*EXERCISE DESCRIPTION*: Reproduce every line of the items below verbatim, character for character.

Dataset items

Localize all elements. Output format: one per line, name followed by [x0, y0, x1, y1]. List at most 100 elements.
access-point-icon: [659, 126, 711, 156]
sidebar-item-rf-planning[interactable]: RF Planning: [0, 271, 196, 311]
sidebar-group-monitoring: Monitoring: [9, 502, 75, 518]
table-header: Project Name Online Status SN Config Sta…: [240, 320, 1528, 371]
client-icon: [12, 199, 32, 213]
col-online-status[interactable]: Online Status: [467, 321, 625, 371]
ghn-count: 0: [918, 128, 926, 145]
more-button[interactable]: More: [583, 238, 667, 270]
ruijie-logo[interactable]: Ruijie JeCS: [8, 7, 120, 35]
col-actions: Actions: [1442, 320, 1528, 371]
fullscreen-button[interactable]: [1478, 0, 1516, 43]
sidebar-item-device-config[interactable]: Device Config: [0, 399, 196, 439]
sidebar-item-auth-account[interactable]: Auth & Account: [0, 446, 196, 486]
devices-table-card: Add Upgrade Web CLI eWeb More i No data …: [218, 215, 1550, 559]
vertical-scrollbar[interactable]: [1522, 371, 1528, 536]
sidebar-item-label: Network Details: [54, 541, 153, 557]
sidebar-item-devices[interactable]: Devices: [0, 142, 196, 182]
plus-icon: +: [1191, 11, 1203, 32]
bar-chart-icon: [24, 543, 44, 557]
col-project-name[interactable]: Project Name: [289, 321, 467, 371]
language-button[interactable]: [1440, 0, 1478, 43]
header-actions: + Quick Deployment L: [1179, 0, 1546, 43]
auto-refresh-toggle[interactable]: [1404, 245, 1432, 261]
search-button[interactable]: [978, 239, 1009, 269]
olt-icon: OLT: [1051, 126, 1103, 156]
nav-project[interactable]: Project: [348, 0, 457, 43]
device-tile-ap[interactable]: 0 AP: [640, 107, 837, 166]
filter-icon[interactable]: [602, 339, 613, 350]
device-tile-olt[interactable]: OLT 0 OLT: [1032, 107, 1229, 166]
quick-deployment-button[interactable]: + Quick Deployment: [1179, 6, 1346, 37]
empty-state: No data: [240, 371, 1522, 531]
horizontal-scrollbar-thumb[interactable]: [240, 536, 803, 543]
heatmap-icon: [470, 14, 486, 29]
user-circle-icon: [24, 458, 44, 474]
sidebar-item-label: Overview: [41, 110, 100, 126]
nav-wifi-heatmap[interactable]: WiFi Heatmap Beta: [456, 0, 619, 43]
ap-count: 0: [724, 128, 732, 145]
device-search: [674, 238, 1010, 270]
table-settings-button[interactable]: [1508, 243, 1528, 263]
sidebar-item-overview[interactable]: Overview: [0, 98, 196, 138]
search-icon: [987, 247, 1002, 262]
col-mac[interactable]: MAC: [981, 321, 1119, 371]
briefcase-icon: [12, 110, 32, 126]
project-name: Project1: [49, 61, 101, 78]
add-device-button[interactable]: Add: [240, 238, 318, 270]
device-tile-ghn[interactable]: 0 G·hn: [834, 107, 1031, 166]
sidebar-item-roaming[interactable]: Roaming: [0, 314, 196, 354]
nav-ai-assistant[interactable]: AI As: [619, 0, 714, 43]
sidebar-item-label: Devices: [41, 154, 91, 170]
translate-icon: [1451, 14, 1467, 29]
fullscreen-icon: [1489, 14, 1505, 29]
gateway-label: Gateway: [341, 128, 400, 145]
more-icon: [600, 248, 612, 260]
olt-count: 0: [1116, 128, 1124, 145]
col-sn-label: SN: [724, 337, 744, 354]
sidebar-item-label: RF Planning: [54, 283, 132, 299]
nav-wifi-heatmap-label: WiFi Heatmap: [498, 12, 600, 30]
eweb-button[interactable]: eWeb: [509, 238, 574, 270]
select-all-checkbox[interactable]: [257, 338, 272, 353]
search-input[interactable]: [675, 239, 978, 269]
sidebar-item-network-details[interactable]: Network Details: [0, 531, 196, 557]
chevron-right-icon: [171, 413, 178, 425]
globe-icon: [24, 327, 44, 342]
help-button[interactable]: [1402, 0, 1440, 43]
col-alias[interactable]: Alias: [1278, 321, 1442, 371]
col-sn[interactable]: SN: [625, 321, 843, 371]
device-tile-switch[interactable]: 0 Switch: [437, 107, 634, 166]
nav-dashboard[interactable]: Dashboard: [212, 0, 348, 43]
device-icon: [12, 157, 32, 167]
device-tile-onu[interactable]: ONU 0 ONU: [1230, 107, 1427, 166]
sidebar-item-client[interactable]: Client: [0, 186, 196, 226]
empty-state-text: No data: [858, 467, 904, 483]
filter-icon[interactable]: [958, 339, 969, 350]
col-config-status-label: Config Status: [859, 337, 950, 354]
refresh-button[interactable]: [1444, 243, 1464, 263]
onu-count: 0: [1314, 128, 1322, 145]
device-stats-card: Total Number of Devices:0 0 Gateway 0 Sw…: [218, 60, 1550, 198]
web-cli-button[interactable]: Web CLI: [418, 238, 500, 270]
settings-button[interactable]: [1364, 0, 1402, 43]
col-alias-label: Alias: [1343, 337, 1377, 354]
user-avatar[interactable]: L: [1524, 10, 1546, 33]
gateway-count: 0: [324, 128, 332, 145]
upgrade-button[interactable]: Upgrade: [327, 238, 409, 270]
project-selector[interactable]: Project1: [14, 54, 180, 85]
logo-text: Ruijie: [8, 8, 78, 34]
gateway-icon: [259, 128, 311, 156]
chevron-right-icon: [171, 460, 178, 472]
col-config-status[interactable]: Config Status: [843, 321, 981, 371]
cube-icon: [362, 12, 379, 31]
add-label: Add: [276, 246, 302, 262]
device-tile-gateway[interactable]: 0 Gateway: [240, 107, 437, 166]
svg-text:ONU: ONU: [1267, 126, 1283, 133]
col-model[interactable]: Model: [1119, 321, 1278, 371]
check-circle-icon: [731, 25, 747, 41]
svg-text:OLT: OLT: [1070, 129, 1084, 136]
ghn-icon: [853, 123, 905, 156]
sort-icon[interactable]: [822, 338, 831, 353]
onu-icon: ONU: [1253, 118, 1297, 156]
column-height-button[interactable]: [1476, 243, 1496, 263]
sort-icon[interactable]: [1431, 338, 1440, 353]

*SOLUTION TO THIS EXERCISE*:
Localize all elements. Output format: one per line, name followed by [x0, y0, x1, y1]. List at most 100 elements.
access-point-icon: [659, 126, 711, 156]
sidebar-item-rf-planning[interactable]: RF Planning: [0, 271, 196, 311]
sidebar-group-monitoring: Monitoring: [9, 502, 75, 518]
table-header: Project Name Online Status SN Config Sta…: [240, 320, 1528, 371]
client-icon: [12, 199, 32, 213]
col-online-status[interactable]: Online Status: [467, 321, 625, 371]
ghn-count: 0: [918, 128, 926, 145]
more-button[interactable]: More: [583, 238, 667, 270]
ruijie-logo[interactable]: Ruijie JeCS: [8, 7, 120, 35]
col-actions: Actions: [1442, 320, 1528, 371]
fullscreen-button[interactable]: [1478, 0, 1516, 43]
sidebar-item-device-config[interactable]: Device Config: [0, 399, 196, 439]
sidebar-item-auth-account[interactable]: Auth & Account: [0, 446, 196, 486]
devices-table-card: Add Upgrade Web CLI eWeb More i No data …: [218, 215, 1550, 559]
vertical-scrollbar[interactable]: [1522, 371, 1528, 536]
sidebar-item-label: Network Details: [54, 541, 153, 557]
sidebar-item-devices[interactable]: Devices: [0, 142, 196, 182]
plus-icon: +: [1191, 11, 1203, 32]
bar-chart-icon: [24, 543, 44, 557]
col-project-name[interactable]: Project Name: [289, 321, 467, 371]
language-button[interactable]: [1440, 0, 1478, 43]
header-actions: + Quick Deployment L: [1179, 0, 1546, 43]
auto-refresh-toggle[interactable]: [1404, 245, 1432, 261]
search-button[interactable]: [978, 239, 1009, 269]
olt-icon: OLT: [1051, 126, 1103, 156]
nav-project[interactable]: Project: [348, 0, 457, 43]
device-tile-ap[interactable]: 0 AP: [640, 107, 837, 166]
filter-icon[interactable]: [602, 339, 613, 350]
device-tile-olt[interactable]: OLT 0 OLT: [1032, 107, 1229, 166]
quick-deployment-button[interactable]: + Quick Deployment: [1179, 6, 1346, 37]
empty-state: No data: [240, 371, 1522, 531]
horizontal-scrollbar-thumb[interactable]: [240, 536, 803, 543]
heatmap-icon: [470, 14, 486, 29]
user-circle-icon: [24, 458, 44, 474]
sidebar-item-label: Overview: [41, 110, 100, 126]
nav-wifi-heatmap[interactable]: WiFi Heatmap Beta: [456, 0, 619, 43]
ap-count: 0: [724, 128, 732, 145]
device-search: [674, 238, 1010, 270]
table-settings-button[interactable]: [1508, 243, 1528, 263]
sidebar-item-overview[interactable]: Overview: [0, 98, 196, 138]
search-icon: [987, 247, 1002, 262]
col-mac[interactable]: MAC: [981, 321, 1119, 371]
briefcase-icon: [12, 110, 32, 126]
project-name: Project1: [49, 61, 101, 78]
add-device-button[interactable]: Add: [240, 238, 318, 270]
device-tile-ghn[interactable]: 0 G·hn: [834, 107, 1031, 166]
sidebar-item-roaming[interactable]: Roaming: [0, 314, 196, 354]
nav-ai-assistant[interactable]: AI As: [619, 0, 714, 43]
sidebar-item-label: Devices: [41, 154, 91, 170]
translate-icon: [1451, 14, 1467, 29]
fullscreen-icon: [1489, 14, 1505, 29]
gateway-label: Gateway: [341, 128, 400, 145]
more-icon: [600, 248, 612, 260]
olt-count: 0: [1116, 128, 1124, 145]
col-sn-label: SN: [724, 337, 744, 354]
sidebar-item-label: RF Planning: [54, 283, 132, 299]
nav-wifi-heatmap-label: WiFi Heatmap: [498, 12, 600, 30]
eweb-button[interactable]: eWeb: [509, 238, 574, 270]
select-all-checkbox[interactable]: [257, 338, 272, 353]
search-input[interactable]: [675, 239, 978, 269]
sidebar-item-network-details[interactable]: Network Details: [0, 531, 196, 557]
chevron-right-icon: [171, 413, 178, 425]
globe-icon: [24, 327, 44, 342]
help-button[interactable]: [1402, 0, 1440, 43]
col-alias[interactable]: Alias: [1278, 321, 1442, 371]
col-sn[interactable]: SN: [625, 321, 843, 371]
device-tile-switch[interactable]: 0 Switch: [437, 107, 634, 166]
nav-dashboard[interactable]: Dashboard: [212, 0, 348, 43]
device-icon: [12, 157, 32, 167]
device-tile-onu[interactable]: ONU 0 ONU: [1230, 107, 1427, 166]
sidebar-item-client[interactable]: Client: [0, 186, 196, 226]
empty-state-text: No data: [858, 467, 904, 483]
filter-icon[interactable]: [958, 339, 969, 350]
col-config-status-label: Config Status: [859, 337, 950, 354]
refresh-button[interactable]: [1444, 243, 1464, 263]
onu-count: 0: [1314, 128, 1322, 145]
device-stats-card: Total Number of Devices:0 0 Gateway 0 Sw…: [218, 60, 1550, 198]
web-cli-button[interactable]: Web CLI: [418, 238, 500, 270]
settings-button[interactable]: [1364, 0, 1402, 43]
col-alias-label: Alias: [1343, 337, 1377, 354]
user-avatar[interactable]: L: [1524, 10, 1546, 33]
gateway-count: 0: [324, 128, 332, 145]
upgrade-button[interactable]: Upgrade: [327, 238, 409, 270]
project-selector[interactable]: Project1: [14, 54, 180, 85]
logo-text: Ruijie: [8, 8, 78, 34]
gateway-icon: [259, 128, 311, 156]
chevron-right-icon: [171, 460, 178, 472]
col-config-status[interactable]: Config Status: [843, 321, 981, 371]
cube-icon: [362, 12, 379, 31]
add-label: Add: [276, 246, 302, 262]
device-tile-gateway[interactable]: 0 Gateway: [240, 107, 437, 166]
svg-text:ONU: ONU: [1267, 126, 1283, 133]
col-model[interactable]: Model: [1119, 321, 1278, 371]
check-circle-icon: [731, 25, 747, 41]
svg-text:OLT: OLT: [1070, 129, 1084, 136]
ghn-icon: [853, 123, 905, 156]
sort-icon[interactable]: [822, 338, 831, 353]
onu-icon: ONU: [1253, 118, 1297, 156]
column-height-button[interactable]: [1476, 243, 1496, 263]
sort-icon[interactable]: [1431, 338, 1440, 353]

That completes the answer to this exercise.